**Written exercise**
Find the word "Filled" in the records below. List each line containing it.

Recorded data
┌────────

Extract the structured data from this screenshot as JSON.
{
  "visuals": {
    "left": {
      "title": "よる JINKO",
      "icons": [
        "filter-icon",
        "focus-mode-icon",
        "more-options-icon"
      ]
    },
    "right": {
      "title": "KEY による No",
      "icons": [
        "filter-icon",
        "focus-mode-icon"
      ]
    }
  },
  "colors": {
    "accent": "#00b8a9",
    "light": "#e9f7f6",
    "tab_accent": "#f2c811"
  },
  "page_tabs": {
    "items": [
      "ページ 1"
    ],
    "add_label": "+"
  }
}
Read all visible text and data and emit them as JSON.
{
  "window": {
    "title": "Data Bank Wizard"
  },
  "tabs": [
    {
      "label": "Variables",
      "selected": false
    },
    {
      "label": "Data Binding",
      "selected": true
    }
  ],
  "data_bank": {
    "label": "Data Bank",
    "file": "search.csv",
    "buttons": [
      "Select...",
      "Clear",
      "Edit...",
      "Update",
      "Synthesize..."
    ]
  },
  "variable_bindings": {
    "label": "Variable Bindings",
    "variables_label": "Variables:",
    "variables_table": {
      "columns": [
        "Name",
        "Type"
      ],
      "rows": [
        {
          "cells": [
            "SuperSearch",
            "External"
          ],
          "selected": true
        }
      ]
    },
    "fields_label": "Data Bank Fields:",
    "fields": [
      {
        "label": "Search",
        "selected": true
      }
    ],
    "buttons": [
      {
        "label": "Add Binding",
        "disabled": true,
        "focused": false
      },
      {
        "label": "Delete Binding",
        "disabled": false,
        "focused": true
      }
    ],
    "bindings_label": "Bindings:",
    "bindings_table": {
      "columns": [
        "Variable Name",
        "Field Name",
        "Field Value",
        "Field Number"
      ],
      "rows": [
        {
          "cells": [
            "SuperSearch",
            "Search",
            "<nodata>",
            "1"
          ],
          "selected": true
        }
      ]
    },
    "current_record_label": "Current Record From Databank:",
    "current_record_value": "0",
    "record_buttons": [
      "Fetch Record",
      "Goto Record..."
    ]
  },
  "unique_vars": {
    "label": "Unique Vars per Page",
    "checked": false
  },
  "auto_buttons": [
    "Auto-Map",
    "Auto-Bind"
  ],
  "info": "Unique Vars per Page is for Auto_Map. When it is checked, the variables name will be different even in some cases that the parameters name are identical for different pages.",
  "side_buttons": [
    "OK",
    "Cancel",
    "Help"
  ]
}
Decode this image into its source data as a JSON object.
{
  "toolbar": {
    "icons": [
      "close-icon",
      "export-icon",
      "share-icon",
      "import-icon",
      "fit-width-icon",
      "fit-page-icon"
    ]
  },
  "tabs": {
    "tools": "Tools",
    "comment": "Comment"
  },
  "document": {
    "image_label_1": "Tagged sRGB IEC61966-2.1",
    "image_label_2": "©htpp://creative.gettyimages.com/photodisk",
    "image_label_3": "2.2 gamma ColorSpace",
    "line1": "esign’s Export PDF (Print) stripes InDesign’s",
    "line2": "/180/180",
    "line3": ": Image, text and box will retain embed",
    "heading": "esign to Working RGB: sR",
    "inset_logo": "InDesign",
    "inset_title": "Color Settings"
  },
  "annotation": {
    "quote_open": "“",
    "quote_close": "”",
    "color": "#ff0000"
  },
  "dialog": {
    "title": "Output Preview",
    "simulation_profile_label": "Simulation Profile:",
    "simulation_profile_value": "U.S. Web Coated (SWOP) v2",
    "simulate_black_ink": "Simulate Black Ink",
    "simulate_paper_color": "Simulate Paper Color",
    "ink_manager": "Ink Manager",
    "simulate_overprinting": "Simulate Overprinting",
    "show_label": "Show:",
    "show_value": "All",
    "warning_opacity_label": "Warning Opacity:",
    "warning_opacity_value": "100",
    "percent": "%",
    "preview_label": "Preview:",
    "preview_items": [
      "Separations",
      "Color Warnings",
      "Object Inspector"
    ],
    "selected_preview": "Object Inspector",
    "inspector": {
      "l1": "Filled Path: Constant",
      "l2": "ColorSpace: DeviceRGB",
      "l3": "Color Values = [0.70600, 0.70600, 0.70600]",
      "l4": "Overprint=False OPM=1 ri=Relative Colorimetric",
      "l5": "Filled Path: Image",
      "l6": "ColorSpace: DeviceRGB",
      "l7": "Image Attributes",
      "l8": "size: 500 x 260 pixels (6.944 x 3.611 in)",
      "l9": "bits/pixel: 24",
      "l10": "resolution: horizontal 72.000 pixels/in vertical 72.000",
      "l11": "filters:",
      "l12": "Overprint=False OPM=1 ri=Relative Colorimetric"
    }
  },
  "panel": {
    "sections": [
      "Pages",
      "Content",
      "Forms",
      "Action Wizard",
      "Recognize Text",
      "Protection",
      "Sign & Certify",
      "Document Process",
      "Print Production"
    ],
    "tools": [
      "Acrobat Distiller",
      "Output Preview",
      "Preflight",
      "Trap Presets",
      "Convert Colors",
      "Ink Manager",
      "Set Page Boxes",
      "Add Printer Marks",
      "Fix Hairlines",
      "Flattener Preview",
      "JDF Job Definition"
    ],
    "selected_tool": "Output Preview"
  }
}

└────────

**Exercise answer**
      "l1": "Filled Path: Constant",
      "l5": "Filled Path: Image",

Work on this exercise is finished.